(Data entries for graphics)
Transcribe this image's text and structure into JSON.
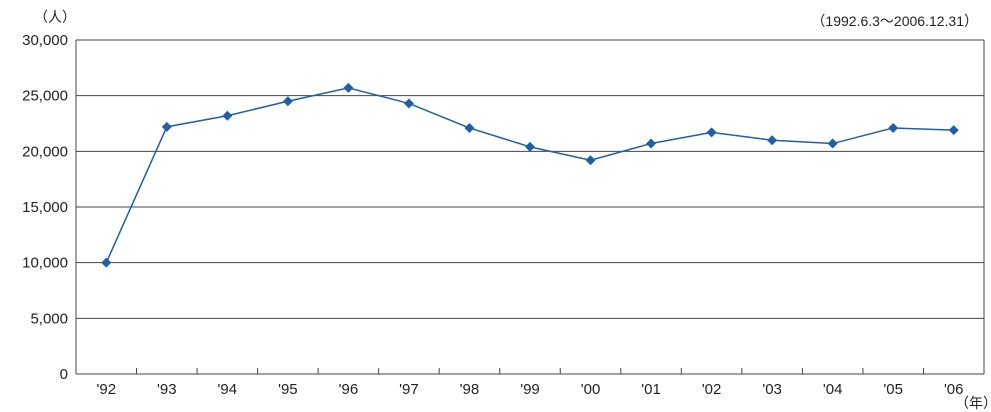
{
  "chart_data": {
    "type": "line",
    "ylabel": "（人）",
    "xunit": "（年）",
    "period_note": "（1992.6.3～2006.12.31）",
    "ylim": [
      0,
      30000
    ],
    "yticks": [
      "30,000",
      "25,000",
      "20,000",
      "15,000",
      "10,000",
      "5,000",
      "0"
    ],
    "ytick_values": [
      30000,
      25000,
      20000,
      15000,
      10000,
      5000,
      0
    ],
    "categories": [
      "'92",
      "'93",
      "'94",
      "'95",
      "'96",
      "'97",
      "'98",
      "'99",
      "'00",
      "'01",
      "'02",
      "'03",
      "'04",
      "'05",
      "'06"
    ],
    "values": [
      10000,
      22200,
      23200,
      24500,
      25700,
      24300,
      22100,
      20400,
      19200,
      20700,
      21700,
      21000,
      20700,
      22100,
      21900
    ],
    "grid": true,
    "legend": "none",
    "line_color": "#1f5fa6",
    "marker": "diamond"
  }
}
==
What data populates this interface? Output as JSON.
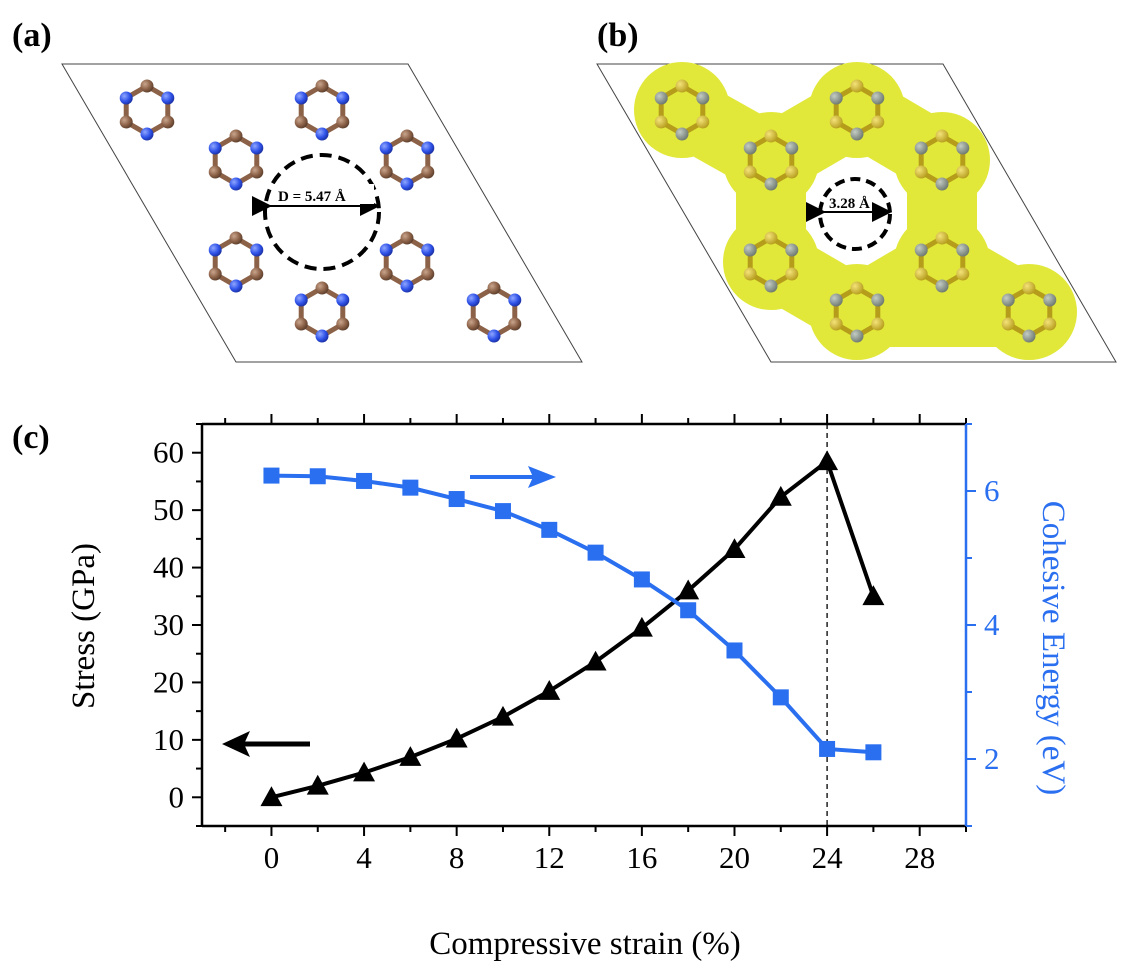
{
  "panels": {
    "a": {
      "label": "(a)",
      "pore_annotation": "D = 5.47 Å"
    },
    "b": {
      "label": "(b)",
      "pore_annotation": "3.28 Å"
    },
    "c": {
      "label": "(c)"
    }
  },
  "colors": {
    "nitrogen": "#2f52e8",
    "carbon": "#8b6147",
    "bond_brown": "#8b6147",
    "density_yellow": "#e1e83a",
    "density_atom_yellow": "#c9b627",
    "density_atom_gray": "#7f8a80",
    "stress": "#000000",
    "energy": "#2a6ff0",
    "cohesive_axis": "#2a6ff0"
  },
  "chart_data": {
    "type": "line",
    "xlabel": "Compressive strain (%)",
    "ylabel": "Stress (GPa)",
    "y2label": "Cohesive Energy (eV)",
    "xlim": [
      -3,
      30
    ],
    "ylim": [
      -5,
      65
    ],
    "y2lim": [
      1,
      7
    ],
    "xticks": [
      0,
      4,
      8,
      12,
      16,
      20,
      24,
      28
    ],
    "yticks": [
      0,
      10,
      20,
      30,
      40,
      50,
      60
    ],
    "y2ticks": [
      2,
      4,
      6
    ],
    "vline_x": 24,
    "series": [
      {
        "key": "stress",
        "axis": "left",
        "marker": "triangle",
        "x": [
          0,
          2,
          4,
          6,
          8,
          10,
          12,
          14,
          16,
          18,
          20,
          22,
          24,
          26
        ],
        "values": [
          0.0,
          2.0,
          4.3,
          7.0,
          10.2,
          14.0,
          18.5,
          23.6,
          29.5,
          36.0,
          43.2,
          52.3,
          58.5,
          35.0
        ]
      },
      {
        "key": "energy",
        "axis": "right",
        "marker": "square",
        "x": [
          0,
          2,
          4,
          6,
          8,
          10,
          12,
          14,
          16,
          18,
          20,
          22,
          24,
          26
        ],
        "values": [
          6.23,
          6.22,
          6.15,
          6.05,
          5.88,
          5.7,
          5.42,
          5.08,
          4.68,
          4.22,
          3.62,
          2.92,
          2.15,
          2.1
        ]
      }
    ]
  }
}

TASK DETAILS. Which lines in the data above contain "this"? Show each one.

EXERCISE OUTPUT.
Transcribe this image's text and structure into JSON.
What data populates this interface? Output as JSON.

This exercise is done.